* The exercise: Could you print all the entries exactly?

::::

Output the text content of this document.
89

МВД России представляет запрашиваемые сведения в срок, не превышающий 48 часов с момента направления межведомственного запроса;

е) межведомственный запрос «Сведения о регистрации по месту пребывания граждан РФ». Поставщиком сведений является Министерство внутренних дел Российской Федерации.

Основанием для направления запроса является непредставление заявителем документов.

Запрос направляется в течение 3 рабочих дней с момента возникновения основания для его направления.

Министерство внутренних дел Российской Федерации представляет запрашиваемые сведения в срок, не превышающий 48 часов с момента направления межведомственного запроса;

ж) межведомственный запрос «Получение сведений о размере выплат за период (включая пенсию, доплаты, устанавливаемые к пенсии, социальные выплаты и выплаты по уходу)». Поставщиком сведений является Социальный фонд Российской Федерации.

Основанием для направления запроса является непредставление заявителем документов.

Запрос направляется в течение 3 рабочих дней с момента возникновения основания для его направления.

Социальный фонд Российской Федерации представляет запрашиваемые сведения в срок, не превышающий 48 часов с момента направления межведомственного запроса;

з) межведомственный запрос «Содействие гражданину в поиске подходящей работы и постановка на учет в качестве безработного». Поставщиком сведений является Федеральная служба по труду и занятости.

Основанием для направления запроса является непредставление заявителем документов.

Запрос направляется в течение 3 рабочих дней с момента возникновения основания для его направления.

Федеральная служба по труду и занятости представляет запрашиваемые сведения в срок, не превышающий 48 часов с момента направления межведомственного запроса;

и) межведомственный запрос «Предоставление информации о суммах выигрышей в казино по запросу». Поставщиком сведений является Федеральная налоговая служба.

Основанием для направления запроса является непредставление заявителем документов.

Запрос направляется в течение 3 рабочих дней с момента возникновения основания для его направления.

::::

* Answer to this exercise:
Output the text content of this document.
89

МВД России представляет запрашиваемые сведения в срок, не превышающий 48 часов с момента направления межведомственного запроса;

е) межведомственный запрос «Сведения о регистрации по месту пребывания граждан РФ». Поставщиком сведений является Министерство внутренних дел Российской Федерации.

Основанием для направления запроса является непредставление заявителем документов.

Запрос направляется в течение 3 рабочих дней с момента возникновения основания для его направления.

Министерство внутренних дел Российской Федерации представляет запрашиваемые сведения в срок, не превышающий 48 часов с момента направления межведомственного запроса;

ж) межведомственный запрос «Получение сведений о размере выплат за период (включая пенсию, доплаты, устанавливаемые к пенсии, социальные выплаты и выплаты по уходу)». Поставщиком сведений является Социальный фонд Российской Федерации.

Основанием для направления запроса является непредставление заявителем документов.

Запрос направляется в течение 3 рабочих дней с момента возникновения основания для его направления.

Социальный фонд Российской Федерации представляет запрашиваемые сведения в срок, не превышающий 48 часов с момента направления межведомственного запроса;

з) межведомственный запрос «Содействие гражданину в поиске подходящей работы и постановка на учет в качестве безработного». Поставщиком сведений является Федеральная служба по труду и занятости.

Основанием для направления запроса является непредставление заявителем документов.

Запрос направляется в течение 3 рабочих дней с момента возникновения основания для его направления.

Федеральная служба по труду и занятости представляет запрашиваемые сведения в срок, не превышающий 48 часов с момента направления межведомственного запроса;

и) межведомственный запрос «Предоставление информации о суммах выигрышей в казино по запросу». Поставщиком сведений является Федеральная налоговая служба.

Основанием для направления запроса является непредставление заявителем документов.

Запрос направляется в течение 3 рабочих дней с момента возникновения основания для его направления.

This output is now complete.